The EdU assay was performed using the Cell‐Light Apollo Stain Kit (C10310, Ribobio) following the manufacturer's instructions. SCs (2 × 10⁴ cells per well) were placed in a 24‐well plate and cocultured with hUCMSC‐Mitos for 72 h. Afterward, SCs were incubated with 50 µm of EdU medium for 2 h. SCs were fixed with 4% PFA and permeabilized with 0.5% Triton X‐100. Apollo reaction cocktail was added and cells were incubated for 30 min. DNA was stained with Hoechst 33342 and observed under fluorescence microscopy (Nikon, Tokyo). The EdU incorporation rate is the proportion of EdU‐positive SCs in the total number of SCs in the field of view.

Cell migration ability was assessed using the wound healing assay. SCs (2 × 105 cells per well) were seeded in a 6‐well plate. After 12 h of cultivation, a sterile 200 µL pipette tip was used to create a scratch on the bottom of the culture plate. SCs were washed with PBS to remove any floating cells and then placed in a cell culture incubator for 3 days. The wound healing process was meticulously monitored using ImageJ software, which facilitated the measurement of the ratio between the healed area and the initial gap area. This analytical approach enabled the assessment of wound closure and repair dynamics.

SC Bioenergetics Profiling Assay

The Cell Mito Stress Test (CMST, 103591‐100, Agilent) was performed using the Seahorse XF96 Analyzer. The experimental conditions were selected based on the recommendations in the user manual. The hUCMSC‐Mito group and the control group of SCs (2 × 10⁴ cells per well) were seeded onto a microplate (Agilent). The plate was then incubated overnight in a cell culture incubator, and the media were replaced with DMEM (Agilent). The microplate with hydrated sensor cartridges was placed in a non‐CO₂ incubator for 1 h before measurement. In the CMST, 1.5 µm of oligomycin (Agilent) was added to well A of the drug plate, 0.5 µm of FCCP (Agilent) to well B, and 0.5 µm of Rot/AA (Agilent) to well C. The microplate with hydrated sensor cartridges was then loaded onto the instrument, and the program was initiated to run the measurement. The Report Generator (Agilent) automatically calculated the CMST parameters of the cells, including basal respiration, maximal respiration, spare respiratory capacity, and ATP production.

____________________

# TASK REQUIREMENTS
A. Answer these questions about the methods text, giving each answer on its own line marked the same way.
(i) For how long were the SCs incubated with EdU medium?
(ii) What was used to create the scratch on the bottom of the culture plate?
(iii) What amount of FCCP was added to well B of the drug plate?
B. Reproduce word for word the part of the methods text that opens with the words containing "Cell migration ability" and closes with "and repair dynamics.".

____________________

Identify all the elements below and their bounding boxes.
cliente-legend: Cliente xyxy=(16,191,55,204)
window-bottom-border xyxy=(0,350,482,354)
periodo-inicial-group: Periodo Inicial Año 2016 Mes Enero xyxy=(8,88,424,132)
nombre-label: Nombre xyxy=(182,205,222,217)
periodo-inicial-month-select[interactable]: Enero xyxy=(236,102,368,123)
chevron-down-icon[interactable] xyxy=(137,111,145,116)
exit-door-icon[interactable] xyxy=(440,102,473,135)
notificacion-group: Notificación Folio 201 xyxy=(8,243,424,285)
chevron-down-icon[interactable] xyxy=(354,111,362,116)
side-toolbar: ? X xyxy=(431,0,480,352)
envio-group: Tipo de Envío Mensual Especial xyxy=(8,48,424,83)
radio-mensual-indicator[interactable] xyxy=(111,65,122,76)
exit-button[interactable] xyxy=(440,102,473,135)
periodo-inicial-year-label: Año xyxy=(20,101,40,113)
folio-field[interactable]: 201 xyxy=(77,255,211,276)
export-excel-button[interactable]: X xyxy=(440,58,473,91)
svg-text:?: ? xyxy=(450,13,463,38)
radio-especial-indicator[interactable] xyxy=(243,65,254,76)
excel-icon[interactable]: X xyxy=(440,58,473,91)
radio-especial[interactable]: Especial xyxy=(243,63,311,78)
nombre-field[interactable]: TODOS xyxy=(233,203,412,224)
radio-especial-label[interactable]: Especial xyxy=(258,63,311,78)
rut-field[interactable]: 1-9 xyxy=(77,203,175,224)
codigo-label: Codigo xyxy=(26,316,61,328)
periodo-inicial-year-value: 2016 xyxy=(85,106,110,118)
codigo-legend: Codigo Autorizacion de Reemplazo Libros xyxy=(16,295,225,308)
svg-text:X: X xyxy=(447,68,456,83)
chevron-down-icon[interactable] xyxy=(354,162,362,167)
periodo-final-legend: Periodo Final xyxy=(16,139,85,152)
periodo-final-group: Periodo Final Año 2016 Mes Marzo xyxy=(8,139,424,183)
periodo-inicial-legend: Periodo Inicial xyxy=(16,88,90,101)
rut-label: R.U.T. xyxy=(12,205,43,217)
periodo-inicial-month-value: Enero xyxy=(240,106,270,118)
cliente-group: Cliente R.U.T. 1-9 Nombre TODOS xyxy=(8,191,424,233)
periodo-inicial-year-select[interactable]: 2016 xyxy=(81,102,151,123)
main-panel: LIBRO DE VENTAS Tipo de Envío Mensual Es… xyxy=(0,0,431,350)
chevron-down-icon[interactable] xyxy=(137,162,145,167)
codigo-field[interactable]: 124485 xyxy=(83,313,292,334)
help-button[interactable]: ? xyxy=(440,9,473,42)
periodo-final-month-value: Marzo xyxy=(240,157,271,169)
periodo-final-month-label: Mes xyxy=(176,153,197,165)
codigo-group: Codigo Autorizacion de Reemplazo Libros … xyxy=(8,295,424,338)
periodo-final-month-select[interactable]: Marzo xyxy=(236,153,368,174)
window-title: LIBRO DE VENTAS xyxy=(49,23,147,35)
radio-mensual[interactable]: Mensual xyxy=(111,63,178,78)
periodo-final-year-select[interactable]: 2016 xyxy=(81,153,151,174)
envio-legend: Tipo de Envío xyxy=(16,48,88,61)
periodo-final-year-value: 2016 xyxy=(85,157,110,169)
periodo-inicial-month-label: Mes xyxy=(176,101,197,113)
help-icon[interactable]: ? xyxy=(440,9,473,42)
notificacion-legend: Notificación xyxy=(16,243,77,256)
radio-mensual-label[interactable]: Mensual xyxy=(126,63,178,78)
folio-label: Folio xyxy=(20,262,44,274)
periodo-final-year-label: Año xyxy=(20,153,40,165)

____________________

# RESULTS FOR EACH TASK
A.
(i) 2 h
(ii) A sterile 200 µL pipette tip
(iii) 0.5 µm

B.
Cell migration ability was assessed using the wound healing assay. SCs (2 × 105 cells per well) were seeded in a 6‐well plate. After 12 h of cultivation, a sterile 200 µL pipette tip was used to create a scratch on the bottom of the culture plate. SCs were washed with PBS to remove any floating cells and then placed in a cell culture incubator for 3 days. The wound healing process was meticulously monitored using ImageJ software, which facilitated the measurement of the ratio between the healed area and the initial gap area. This analytical approach enabled the assessment of wound closure and repair dynamics.